• [Exercise tasks]
**A)** Sum up the BBR message in two sentences.
**B)** Answer these questions on the BBR message:
(i) On what date and at what time was the message sent?
(ii) Which interface does Hans-Kristian Bakke suggest taking the capture from?
(iii) What traffic does Hans-Kristian Bakke's non-virtual nic see?
**C)** Write out the part of the BBR message from "You should give" to "on the way?".

• [Document excerpt]
[Bloat] Initial tests with BBR in kernel 4.9
Eric Dumazet
eric.dumazet at gmail.com
Wed Jan 25 18:33:21 EST 2017
On Thu, 2017-01-26 at 00:04 +0100, Hans-Kristian Bakke wrote:
> I can do that. I guess I should do the capture from tun1 as that is
> the place that the tcp-traffic is visible? My non-virtual nic is only
> seeing OpenVPN encapsulated UDP-traffic.
>
But is FQ installed at the point TCP sockets are ?
You should give us "tc -s qdisc show xxx" so that we can check if
pacing (throttling) actually happens.
> On 25 January 2017 at 23:48, Neal Cardwell <ncardwell at google.com>
> wrote:
> On Wed, Jan 25, 2017 at 5:38 PM, Hans-Kristian Bakke
> <hkbakke at gmail.com> wrote:
> Actually.. the 1-4 mbit/s results with fq sporadically
> appears again as I keep testing but it is most likely
> caused by all the unknowns between me an my
> testserver. But still, changing to pfifo_qdisc seems
> to normalize the throughput again with BBR, could this
> be one of those times where BBR and pacing actually is
> getting hurt for playing nice in some very variable
> bottleneck on the way?
>
>
> Possibly. Would you be able to take a tcpdump trace of each
> trial (headers only would be ideal), and post on a web site
> somewhere a pcap trace for one of the slow trials?

• [Supplied data]

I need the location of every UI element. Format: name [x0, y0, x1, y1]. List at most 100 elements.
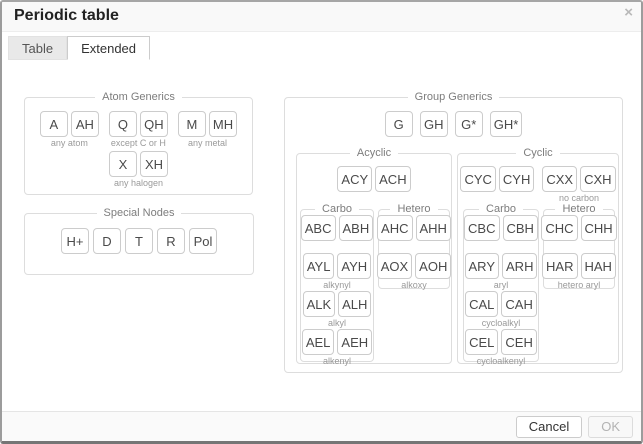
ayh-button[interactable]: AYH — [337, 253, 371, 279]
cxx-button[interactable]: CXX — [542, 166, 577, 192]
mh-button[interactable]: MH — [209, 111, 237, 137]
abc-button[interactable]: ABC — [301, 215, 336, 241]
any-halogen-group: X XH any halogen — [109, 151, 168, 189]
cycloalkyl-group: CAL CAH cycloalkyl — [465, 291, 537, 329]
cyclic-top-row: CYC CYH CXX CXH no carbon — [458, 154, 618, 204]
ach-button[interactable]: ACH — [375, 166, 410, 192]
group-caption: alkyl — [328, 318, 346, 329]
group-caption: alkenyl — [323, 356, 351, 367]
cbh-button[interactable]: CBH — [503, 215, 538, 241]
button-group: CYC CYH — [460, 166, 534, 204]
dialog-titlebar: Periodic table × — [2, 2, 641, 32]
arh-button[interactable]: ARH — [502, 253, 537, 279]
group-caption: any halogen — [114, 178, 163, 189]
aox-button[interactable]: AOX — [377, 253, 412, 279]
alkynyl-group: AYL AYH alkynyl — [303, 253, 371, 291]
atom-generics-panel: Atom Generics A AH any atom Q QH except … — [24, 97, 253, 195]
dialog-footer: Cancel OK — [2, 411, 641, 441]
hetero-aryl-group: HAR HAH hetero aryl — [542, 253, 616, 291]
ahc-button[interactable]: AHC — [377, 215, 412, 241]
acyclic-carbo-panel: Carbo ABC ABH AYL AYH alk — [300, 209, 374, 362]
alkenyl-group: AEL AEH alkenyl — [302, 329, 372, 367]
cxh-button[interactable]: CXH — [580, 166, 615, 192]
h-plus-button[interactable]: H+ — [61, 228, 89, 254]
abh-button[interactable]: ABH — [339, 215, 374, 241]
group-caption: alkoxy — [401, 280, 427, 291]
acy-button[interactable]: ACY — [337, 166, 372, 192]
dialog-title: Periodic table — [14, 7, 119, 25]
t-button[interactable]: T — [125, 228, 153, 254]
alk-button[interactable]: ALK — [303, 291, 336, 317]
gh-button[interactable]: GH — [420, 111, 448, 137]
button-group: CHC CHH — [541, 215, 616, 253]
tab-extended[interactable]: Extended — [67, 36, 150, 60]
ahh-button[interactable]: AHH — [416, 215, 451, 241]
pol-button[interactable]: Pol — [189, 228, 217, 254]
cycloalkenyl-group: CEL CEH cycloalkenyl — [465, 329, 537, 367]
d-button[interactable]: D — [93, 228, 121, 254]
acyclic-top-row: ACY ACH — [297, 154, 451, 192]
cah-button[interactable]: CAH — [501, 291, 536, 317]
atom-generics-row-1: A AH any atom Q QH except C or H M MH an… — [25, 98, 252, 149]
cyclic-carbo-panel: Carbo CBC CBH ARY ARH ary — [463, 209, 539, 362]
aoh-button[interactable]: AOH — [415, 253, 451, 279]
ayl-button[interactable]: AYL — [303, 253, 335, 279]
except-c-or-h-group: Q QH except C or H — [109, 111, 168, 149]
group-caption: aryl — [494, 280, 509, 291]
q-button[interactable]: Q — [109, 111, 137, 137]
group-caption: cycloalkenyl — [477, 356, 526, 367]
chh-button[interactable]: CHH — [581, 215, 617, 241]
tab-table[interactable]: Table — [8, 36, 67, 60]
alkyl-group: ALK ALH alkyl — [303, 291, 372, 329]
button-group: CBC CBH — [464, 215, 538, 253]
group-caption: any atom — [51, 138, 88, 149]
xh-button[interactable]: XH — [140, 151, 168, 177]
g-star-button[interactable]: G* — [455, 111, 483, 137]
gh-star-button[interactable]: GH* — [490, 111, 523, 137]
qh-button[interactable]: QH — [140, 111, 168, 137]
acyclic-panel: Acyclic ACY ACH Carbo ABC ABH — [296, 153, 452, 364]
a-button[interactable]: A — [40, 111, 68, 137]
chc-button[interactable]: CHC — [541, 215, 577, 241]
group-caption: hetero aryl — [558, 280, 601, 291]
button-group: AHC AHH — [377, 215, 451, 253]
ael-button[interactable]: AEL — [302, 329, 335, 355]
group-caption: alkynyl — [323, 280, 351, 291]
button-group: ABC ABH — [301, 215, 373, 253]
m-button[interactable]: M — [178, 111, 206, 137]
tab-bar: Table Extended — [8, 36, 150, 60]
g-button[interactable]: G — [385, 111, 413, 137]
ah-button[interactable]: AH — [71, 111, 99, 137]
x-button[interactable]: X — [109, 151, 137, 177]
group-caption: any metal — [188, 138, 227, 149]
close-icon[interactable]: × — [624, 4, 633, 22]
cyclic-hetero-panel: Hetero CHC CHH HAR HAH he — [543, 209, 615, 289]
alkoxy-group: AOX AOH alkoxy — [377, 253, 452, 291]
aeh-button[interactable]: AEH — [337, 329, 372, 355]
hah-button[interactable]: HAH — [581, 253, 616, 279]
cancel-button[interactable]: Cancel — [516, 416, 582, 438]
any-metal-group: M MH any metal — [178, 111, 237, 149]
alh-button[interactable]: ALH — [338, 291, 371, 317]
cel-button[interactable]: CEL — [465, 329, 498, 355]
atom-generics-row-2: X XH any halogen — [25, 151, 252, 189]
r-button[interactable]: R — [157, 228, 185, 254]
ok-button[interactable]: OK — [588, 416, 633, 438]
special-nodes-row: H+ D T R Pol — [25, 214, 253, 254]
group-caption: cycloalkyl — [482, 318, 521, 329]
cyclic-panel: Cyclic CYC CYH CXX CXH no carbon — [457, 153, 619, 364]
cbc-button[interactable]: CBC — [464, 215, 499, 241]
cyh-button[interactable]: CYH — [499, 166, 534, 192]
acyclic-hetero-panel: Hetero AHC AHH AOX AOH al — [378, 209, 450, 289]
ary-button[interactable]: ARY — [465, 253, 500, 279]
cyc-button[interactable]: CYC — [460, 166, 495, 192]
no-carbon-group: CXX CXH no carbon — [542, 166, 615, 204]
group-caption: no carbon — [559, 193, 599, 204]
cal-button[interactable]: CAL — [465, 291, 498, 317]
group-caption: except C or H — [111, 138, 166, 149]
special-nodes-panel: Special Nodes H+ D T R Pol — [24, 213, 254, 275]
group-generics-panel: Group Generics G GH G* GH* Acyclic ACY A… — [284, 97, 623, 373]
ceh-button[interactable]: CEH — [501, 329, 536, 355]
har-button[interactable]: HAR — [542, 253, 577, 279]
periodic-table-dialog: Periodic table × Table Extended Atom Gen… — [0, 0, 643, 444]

• [Answers to the exercises]
**A)** Hans-Kristian Bakke reports that the 1-4 mbit/s results with fq sometimes come back during testing, while switching to pfifo_qdisc seems to bring BBR throughput back to normal, and Neal Cardwell asks for a tcpdump trace of one of the slow trials. Eric Dumazet asks whether FQ is installed where the TCP sockets are and requests "tc -s qdisc show" output to check whether pacing actually happens.

**B)**
(i) Wed Jan 25 18:33:21 EST 2017
(ii) tun1
(iii) Only OpenVPN encapsulated UDP-traffic

**C)**
You should give us "tc -s qdisc show xxx" so that we can check if
pacing (throttling) actually happens.
> On 25 January 2017 at 23:48, Neal Cardwell <ncardwell at google.com>
> wrote:
> On Wed, Jan 25, 2017 at 5:38 PM, Hans-Kristian Bakke
> <hkbakke at gmail.com> wrote:
> Actually.. the 1-4 mbit/s results with fq sporadically
> appears again as I keep testing but it is most likely
> caused by all the unknowns between me an my
> testserver. But still, changing to pfifo_qdisc seems
> to normalize the throughput again with BBR, could this
> be one of those times where BBR and pacing actually is
> getting hurt for playing nice in some very variable
> bottleneck on the way?